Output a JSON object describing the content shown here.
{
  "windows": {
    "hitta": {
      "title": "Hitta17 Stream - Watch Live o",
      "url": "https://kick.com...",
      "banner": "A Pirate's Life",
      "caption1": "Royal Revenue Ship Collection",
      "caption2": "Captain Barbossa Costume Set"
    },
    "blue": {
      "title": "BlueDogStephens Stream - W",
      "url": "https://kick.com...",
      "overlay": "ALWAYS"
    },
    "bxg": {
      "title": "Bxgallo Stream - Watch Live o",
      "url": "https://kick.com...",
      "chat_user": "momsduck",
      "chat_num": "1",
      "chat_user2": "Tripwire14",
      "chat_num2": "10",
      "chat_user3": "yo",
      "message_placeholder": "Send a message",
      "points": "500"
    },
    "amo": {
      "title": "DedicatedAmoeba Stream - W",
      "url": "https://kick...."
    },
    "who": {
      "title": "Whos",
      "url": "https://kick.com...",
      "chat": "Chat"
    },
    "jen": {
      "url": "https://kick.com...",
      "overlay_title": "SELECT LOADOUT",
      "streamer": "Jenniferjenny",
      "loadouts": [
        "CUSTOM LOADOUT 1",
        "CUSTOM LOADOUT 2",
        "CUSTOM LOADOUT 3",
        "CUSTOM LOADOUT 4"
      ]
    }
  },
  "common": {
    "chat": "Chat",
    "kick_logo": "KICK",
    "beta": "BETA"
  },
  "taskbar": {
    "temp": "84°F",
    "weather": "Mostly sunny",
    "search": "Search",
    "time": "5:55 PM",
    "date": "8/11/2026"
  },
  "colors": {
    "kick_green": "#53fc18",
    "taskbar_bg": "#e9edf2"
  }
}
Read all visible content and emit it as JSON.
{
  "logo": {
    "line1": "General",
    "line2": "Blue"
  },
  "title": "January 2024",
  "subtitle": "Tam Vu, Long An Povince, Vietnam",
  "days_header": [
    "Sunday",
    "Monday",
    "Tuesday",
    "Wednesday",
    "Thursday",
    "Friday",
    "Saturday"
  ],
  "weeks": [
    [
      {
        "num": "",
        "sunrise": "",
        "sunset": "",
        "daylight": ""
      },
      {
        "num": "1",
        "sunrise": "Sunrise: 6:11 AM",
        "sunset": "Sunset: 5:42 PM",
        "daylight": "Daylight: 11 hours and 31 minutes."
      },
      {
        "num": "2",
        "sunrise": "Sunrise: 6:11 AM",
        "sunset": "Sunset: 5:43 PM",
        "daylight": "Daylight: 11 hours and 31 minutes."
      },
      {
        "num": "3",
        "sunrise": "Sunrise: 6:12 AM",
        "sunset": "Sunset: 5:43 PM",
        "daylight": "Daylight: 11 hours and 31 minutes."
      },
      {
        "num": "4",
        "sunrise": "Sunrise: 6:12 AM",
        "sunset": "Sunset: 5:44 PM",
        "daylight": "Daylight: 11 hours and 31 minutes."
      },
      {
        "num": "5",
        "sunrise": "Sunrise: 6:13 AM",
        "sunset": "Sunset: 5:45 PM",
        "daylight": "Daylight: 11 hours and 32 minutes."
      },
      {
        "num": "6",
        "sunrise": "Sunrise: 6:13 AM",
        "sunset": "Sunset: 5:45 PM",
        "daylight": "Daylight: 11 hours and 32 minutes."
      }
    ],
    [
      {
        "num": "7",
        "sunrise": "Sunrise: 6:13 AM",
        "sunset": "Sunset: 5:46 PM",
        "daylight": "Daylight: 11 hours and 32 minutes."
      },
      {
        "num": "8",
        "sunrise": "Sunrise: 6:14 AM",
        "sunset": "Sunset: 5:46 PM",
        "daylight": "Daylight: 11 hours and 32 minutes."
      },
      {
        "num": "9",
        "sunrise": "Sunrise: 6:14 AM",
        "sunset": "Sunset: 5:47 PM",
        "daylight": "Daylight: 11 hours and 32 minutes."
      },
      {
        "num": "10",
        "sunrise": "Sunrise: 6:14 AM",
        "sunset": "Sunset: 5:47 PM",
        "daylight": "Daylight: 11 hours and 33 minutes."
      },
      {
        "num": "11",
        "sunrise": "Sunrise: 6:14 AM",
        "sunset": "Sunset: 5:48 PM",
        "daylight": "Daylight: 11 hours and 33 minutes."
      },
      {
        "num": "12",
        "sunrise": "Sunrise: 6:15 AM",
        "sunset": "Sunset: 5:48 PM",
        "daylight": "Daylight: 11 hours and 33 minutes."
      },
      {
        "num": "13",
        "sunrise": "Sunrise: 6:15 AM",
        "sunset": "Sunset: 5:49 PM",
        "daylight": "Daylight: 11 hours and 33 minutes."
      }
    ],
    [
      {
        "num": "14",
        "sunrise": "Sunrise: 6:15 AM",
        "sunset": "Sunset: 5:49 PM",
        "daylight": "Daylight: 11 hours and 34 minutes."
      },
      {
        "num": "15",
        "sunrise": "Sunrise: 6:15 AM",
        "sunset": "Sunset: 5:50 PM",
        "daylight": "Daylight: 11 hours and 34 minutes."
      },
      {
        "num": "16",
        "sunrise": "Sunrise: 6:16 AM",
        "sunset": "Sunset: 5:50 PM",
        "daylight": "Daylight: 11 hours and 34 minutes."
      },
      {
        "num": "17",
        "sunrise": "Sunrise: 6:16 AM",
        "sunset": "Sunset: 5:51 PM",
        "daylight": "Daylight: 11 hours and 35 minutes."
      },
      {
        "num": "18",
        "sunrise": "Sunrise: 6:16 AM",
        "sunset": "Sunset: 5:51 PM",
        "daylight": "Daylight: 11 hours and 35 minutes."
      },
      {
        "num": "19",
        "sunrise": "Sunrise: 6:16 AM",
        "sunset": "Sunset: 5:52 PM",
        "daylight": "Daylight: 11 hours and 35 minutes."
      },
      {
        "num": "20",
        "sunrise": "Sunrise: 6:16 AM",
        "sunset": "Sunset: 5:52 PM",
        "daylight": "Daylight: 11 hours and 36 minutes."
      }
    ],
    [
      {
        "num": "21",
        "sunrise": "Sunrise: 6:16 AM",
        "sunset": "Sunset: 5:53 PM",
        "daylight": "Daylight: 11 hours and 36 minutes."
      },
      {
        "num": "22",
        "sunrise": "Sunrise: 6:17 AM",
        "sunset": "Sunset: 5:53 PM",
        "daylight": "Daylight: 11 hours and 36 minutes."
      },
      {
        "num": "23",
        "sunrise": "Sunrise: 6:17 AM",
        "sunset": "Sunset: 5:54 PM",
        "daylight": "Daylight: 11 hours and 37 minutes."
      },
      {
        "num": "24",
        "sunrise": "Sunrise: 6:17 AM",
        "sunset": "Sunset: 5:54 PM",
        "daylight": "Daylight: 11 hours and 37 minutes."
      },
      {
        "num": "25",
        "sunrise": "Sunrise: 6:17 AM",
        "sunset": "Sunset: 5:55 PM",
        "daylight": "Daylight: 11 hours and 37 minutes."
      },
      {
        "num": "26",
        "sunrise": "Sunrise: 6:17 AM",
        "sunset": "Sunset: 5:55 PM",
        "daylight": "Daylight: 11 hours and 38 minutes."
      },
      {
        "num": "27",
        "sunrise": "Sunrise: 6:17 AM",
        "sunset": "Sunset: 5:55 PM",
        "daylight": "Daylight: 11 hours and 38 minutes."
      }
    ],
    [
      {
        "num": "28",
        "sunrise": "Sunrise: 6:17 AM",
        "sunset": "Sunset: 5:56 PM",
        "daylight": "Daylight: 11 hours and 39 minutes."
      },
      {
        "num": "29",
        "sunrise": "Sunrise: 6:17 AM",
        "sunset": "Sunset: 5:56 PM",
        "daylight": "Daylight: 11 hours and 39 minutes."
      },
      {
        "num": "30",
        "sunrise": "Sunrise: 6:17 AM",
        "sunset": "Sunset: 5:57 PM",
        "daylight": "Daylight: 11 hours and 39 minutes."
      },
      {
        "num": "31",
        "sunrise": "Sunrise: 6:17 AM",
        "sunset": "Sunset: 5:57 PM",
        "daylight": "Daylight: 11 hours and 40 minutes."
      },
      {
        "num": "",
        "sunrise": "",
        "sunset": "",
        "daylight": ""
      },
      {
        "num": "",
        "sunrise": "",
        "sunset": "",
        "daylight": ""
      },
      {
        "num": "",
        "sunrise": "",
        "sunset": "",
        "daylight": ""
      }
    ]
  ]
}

**Written instruction:**
Say how many lines in the entries contain the string "Watch", and say nothing else.

**Task answer:**
2